:: Written task ::
Determine which lines contain the word "knew", then copy those lines.

:: Supplied material ::
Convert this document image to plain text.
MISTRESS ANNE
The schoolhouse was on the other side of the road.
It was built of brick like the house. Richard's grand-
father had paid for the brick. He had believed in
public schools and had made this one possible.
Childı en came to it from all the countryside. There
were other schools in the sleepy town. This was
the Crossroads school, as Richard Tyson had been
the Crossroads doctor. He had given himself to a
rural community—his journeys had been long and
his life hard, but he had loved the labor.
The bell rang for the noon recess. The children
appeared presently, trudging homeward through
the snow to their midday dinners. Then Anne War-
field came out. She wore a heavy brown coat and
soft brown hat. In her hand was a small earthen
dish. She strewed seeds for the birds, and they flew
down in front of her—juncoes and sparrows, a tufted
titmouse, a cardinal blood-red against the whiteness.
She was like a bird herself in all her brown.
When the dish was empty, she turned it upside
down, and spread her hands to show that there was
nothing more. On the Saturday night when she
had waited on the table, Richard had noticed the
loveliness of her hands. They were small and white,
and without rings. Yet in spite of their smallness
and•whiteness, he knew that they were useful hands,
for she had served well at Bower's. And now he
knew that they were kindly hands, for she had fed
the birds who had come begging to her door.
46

:: Full output ::
and•whiteness, he knew that they were useful hands,
knew that they were kindly hands, for she had fed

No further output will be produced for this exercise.